◆ Set exercise:
Return all of the entries exactly as written.

◆ Figure record extracts:
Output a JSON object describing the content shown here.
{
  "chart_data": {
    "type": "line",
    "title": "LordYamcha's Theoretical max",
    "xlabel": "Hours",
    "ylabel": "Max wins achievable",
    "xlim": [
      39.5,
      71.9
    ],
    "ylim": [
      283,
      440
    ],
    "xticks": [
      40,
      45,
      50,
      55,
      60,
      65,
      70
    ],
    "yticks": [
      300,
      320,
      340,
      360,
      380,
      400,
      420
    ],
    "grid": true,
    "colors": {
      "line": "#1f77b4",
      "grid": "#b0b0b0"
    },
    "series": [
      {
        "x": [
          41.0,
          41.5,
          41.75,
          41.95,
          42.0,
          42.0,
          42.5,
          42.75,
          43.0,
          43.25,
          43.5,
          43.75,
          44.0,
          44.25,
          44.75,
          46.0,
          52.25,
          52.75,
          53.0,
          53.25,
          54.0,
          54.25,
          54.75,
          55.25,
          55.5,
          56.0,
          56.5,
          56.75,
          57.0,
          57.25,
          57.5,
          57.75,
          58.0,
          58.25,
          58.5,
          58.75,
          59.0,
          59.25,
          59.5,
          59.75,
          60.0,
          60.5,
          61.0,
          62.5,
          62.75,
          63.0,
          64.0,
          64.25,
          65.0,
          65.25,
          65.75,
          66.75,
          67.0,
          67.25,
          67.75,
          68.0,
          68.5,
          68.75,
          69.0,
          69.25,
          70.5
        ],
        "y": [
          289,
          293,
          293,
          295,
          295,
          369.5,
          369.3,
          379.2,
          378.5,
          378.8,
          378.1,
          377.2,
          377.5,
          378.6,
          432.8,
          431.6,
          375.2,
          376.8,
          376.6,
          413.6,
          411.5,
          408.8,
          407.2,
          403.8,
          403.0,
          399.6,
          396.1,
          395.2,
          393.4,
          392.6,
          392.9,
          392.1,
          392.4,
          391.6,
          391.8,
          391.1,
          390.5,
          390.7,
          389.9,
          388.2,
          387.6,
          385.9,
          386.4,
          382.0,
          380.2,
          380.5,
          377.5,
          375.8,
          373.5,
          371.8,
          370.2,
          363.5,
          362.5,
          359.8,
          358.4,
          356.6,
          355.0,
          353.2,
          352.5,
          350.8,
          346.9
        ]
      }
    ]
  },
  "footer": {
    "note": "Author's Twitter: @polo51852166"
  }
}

◆ Answer for this exercise:
Output a JSON object describing the content shown here.
{
  "chart_data": {
    "type": "line",
    "title": "LordYamcha's Theoretical max",
    "xlabel": "Hours",
    "ylabel": "Max wins achievable",
    "xlim": [
      39.5,
      71.9
    ],
    "ylim": [
      283,
      440
    ],
    "xticks": [
      40,
      45,
      50,
      55,
      60,
      65,
      70
    ],
    "yticks": [
      300,
      320,
      340,
      360,
      380,
      400,
      420
    ],
    "grid": true,
    "colors": {
      "line": "#1f77b4",
      "grid": "#b0b0b0"
    },
    "series": [
      {
        "x": [
          41.0,
          41.5,
          41.75,
          41.95,
          42.0,
          42.0,
          42.5,
          42.75,
          43.0,
          43.25,
          43.5,
          43.75,
          44.0,
          44.25,
          44.75,
          46.0,
          52.25,
          52.75,
          53.0,
          53.25,
          54.0,
          54.25,
          54.75,
          55.25,
          55.5,
          56.0,
          56.5,
          56.75,
          57.0,
          57.25,
          57.5,
          57.75,
          58.0,
          58.25,
          58.5,
          58.75,
          59.0,
          59.25,
          59.5,
          59.75,
          60.0,
          60.5,
          61.0,
          62.5,
          62.75,
          63.0,
          64.0,
          64.25,
          65.0,
          65.25,
          65.75,
          66.75,
          67.0,
          67.25,
          67.75,
          68.0,
          68.5,
          68.75,
          69.0,
          69.25,
          70.5
        ],
        "y": [
          289,
          293,
          293,
          295,
          295,
          369.5,
          369.3,
          379.2,
          378.5,
          378.8,
          378.1,
          377.2,
          377.5,
          378.6,
          432.8,
          431.6,
          375.2,
          376.8,
          376.6,
          413.6,
          411.5,
          408.8,
          407.2,
          403.8,
          403.0,
          399.6,
          396.1,
          395.2,
          393.4,
          392.6,
          392.9,
          392.1,
          392.4,
          391.6,
          391.8,
          391.1,
          390.5,
          390.7,
          389.9,
          388.2,
          387.6,
          385.9,
          386.4,
          382.0,
          380.2,
          380.5,
          377.5,
          375.8,
          373.5,
          371.8,
          370.2,
          363.5,
          362.5,
          359.8,
          358.4,
          356.6,
          355.0,
          353.2,
          352.5,
          350.8,
          346.9
        ]
      }
    ]
  },
  "footer": {
    "note": "Author's Twitter: @polo51852166"
  }
}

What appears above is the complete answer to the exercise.